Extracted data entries
====
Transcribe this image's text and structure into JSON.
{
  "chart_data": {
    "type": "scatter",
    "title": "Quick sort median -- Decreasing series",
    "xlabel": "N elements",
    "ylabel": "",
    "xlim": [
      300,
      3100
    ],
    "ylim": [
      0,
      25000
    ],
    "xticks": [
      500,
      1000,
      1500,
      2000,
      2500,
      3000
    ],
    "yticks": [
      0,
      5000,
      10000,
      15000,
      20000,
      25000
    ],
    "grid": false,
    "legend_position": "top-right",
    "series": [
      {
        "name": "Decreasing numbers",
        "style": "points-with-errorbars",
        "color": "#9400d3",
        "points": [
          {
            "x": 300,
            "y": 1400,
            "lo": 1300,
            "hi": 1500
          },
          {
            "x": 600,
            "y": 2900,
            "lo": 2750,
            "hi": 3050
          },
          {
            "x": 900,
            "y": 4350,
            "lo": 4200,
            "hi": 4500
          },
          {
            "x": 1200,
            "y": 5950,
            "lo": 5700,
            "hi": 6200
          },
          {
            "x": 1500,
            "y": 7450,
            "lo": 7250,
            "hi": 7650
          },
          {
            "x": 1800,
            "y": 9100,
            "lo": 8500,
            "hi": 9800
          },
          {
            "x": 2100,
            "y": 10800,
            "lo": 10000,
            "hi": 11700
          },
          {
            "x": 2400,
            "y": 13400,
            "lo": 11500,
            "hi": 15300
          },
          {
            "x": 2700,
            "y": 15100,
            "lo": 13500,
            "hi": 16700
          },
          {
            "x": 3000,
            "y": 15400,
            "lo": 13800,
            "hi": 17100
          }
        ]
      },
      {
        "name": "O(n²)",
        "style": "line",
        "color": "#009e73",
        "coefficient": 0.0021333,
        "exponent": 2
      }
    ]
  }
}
====
▸ Goal: Each entry must be reproduced verbatim.

▸ Response to the exercise:
Transcribe this image's text and structure into JSON.
{
  "chart_data": {
    "type": "scatter",
    "title": "Quick sort median -- Decreasing series",
    "xlabel": "N elements",
    "ylabel": "",
    "xlim": [
      300,
      3100
    ],
    "ylim": [
      0,
      25000
    ],
    "xticks": [
      500,
      1000,
      1500,
      2000,
      2500,
      3000
    ],
    "yticks": [
      0,
      5000,
      10000,
      15000,
      20000,
      25000
    ],
    "grid": false,
    "legend_position": "top-right",
    "series": [
      {
        "name": "Decreasing numbers",
        "style": "points-with-errorbars",
        "color": "#9400d3",
        "points": [
          {
            "x": 300,
            "y": 1400,
            "lo": 1300,
            "hi": 1500
          },
          {
            "x": 600,
            "y": 2900,
            "lo": 2750,
            "hi": 3050
          },
          {
            "x": 900,
            "y": 4350,
            "lo": 4200,
            "hi": 4500
          },
          {
            "x": 1200,
            "y": 5950,
            "lo": 5700,
            "hi": 6200
          },
          {
            "x": 1500,
            "y": 7450,
            "lo": 7250,
            "hi": 7650
          },
          {
            "x": 1800,
            "y": 9100,
            "lo": 8500,
            "hi": 9800
          },
          {
            "x": 2100,
            "y": 10800,
            "lo": 10000,
            "hi": 11700
          },
          {
            "x": 2400,
            "y": 13400,
            "lo": 11500,
            "hi": 15300
          },
          {
            "x": 2700,
            "y": 15100,
            "lo": 13500,
            "hi": 16700
          },
          {
            "x": 3000,
            "y": 15400,
            "lo": 13800,
            "hi": 17100
          }
        ]
      },
      {
        "name": "O(n²)",
        "style": "line",
        "color": "#009e73",
        "coefficient": 0.0021333,
        "exponent": 2
      }
    ]
  }
}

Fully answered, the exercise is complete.